_抽出テキスト_.
+===+
人間の条件を探るため、ゲノムを中心に様々な研究が行われており、多くの論文を紹介してきた。単純化して言ってしまうと、ゲノム上での人間特異的変化が、細胞レベルでの遺伝子発現に影響し、その結果が細胞の数、位置、機能を変化させることで人間の特徴が生まれる。従って、ゲノムの比較は、細胞や組織レベルの解析と相関させる必要がある。
Single cell RNA sequencing はこの比較をより解像度の高いものにしてくれている。しかし、例えば脳の場合、構造や細胞は多様で、ただ脳の single cell RNA sequencing の比較を行えばすむという話ではない。
+===+
_読解の応用_.
**A.** 抽出テキストによれば、ゲノムの比較は何と相関させる必要がありますか？
**B.** 次の(i)〜(iii)は抽出テキストの内容と合っていますか？それぞれ「はい」か「いいえ」で答え、根拠となる本文の語句をそのまま引用してください。
(i) Single cell RNA sequencing によって、比較の解像度が高まっている。
(ii) 脳については、single cell RNA sequencing の比較を行うだけで十分である。
(iii) 脳の構造や細胞は均一である。

_提供資料_.
+===+
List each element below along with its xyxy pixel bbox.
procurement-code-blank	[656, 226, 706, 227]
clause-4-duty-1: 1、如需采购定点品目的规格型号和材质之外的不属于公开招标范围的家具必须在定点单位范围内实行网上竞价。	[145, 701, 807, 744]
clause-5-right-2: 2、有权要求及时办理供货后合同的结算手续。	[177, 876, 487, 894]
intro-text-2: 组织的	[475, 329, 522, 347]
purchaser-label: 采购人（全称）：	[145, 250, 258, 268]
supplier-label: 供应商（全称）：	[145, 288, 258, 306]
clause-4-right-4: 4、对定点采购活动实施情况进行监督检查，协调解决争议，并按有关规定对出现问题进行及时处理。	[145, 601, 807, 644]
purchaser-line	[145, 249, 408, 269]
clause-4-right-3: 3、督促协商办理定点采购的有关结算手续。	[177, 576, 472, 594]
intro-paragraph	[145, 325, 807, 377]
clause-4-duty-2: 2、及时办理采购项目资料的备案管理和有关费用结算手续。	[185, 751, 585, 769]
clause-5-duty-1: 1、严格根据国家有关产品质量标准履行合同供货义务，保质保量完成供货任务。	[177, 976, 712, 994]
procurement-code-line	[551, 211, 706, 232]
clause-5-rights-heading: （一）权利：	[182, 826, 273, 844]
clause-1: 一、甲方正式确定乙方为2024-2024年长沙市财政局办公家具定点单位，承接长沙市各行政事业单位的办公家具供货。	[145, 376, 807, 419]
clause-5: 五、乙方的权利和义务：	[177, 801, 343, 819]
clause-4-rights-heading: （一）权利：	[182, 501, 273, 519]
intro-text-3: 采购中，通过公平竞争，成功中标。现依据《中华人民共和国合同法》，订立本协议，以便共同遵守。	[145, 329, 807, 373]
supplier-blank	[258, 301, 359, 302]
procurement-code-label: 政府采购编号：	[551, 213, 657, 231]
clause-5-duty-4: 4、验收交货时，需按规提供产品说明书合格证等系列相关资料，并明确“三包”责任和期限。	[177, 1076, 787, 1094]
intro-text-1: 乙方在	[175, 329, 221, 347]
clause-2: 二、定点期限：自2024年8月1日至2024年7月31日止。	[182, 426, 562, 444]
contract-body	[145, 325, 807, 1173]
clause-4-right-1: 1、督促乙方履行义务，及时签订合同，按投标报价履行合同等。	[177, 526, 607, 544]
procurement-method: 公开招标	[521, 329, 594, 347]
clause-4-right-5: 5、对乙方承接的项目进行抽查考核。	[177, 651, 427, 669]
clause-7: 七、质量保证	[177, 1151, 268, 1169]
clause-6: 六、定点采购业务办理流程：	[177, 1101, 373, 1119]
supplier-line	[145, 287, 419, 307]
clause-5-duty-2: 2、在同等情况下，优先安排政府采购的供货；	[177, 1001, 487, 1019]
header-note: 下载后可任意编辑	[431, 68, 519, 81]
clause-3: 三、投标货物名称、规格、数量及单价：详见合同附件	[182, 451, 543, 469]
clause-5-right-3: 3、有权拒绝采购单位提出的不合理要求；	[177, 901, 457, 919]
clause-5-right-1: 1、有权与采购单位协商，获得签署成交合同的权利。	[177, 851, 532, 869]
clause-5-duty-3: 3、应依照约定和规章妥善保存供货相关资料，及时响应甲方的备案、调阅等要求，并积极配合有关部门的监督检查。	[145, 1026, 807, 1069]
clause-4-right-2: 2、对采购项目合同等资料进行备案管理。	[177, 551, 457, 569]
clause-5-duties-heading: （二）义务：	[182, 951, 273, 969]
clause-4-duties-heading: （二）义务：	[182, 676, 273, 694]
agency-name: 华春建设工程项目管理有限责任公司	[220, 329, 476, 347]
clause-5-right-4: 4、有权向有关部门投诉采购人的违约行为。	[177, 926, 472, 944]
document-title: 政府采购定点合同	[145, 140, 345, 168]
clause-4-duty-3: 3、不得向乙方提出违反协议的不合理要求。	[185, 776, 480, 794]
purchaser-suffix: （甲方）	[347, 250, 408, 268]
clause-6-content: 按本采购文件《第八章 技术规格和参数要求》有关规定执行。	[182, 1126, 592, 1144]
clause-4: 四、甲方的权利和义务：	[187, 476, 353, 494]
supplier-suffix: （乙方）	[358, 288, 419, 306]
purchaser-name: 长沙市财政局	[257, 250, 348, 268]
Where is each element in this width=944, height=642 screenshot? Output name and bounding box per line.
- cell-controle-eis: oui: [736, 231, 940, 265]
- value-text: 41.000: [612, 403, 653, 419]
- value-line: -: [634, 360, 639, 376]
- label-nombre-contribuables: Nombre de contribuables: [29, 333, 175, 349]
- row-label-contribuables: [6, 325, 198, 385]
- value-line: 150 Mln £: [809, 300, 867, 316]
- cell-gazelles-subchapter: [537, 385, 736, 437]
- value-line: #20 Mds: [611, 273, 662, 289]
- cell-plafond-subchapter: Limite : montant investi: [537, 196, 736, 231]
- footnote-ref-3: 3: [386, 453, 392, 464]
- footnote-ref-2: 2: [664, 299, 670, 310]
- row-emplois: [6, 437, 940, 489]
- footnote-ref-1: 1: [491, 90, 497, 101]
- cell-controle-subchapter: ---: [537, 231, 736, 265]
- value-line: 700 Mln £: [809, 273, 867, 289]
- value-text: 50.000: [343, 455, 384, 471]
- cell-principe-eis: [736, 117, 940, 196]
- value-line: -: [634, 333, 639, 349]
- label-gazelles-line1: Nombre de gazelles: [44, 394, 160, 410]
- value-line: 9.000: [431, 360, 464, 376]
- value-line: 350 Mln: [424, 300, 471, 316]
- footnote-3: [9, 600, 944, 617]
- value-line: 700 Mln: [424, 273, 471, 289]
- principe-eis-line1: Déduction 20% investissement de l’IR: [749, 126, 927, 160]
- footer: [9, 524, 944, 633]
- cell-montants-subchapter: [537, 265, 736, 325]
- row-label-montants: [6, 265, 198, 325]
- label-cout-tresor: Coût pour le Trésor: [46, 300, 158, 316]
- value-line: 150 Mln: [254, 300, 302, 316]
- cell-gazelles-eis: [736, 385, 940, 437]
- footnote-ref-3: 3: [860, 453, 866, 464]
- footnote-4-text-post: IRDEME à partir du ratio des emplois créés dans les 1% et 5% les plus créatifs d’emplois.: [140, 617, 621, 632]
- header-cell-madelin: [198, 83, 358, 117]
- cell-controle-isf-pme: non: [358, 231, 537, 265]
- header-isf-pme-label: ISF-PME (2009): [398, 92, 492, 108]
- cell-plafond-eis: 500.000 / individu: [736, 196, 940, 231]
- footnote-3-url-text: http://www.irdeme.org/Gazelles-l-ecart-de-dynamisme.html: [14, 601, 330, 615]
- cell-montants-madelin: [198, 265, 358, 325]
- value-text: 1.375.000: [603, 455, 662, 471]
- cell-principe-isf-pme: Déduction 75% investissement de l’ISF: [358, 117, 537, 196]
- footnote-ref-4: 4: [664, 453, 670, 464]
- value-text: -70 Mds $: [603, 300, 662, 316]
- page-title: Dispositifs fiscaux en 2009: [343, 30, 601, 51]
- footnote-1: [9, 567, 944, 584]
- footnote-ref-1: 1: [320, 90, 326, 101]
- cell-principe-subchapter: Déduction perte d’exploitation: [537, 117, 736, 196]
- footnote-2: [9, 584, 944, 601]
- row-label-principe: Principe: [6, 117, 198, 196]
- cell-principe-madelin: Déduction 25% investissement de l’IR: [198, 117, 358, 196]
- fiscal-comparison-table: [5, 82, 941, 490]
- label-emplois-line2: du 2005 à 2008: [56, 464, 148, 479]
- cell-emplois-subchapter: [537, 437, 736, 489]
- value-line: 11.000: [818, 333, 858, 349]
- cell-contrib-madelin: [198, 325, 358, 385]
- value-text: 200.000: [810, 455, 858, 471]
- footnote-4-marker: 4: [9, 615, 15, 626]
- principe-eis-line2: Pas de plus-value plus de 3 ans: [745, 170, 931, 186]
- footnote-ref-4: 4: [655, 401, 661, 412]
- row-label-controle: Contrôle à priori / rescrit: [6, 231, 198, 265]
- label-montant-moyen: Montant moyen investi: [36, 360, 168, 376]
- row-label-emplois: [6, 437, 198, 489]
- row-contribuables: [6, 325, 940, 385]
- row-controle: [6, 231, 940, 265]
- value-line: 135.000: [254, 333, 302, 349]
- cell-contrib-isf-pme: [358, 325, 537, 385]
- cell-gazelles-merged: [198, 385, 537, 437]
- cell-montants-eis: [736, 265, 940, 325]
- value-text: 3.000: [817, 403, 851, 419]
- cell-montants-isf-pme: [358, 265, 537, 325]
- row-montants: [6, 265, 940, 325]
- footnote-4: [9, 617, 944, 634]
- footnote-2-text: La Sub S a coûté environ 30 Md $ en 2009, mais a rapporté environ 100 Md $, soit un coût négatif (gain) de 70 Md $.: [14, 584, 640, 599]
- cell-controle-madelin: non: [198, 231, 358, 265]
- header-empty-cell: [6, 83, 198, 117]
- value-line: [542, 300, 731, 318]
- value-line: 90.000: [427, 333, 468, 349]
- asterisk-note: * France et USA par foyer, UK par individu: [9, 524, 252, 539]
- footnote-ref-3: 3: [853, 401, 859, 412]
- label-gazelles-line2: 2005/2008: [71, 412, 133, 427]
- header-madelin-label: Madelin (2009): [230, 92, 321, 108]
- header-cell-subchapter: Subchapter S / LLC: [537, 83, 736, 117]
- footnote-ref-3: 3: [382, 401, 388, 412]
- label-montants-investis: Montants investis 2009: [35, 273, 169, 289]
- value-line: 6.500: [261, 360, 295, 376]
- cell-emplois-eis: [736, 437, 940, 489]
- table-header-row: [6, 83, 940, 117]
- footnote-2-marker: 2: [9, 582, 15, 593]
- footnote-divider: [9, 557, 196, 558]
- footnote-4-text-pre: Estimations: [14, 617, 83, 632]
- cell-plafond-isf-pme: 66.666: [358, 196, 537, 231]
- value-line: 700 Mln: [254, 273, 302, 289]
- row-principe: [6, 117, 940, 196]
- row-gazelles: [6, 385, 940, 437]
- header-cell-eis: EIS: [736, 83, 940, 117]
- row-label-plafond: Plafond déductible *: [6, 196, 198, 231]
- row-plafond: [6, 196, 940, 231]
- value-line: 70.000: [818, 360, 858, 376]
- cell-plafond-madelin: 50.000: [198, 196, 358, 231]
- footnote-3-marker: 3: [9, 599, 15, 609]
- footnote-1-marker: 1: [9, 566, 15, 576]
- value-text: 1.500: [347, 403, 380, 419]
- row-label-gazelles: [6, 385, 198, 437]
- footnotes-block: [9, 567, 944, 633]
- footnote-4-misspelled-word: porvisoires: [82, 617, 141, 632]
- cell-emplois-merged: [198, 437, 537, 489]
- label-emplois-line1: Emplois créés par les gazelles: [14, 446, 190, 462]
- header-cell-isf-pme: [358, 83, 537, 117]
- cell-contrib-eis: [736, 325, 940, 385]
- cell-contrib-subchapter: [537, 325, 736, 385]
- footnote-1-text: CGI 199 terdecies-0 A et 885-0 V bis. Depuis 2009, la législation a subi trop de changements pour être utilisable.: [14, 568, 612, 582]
+===+
_回答_.
**A.** 細胞や組織レベルの解析です。

**B.**
(i) はい：「Single cell RNA sequencing はこの比較をより解像度の高いものにしてくれている」
(ii) いいえ：「ただ脳の single cell RNA sequencing の比較を行えばすむという話ではない」
(iii) いいえ：「構造や細胞は多様で」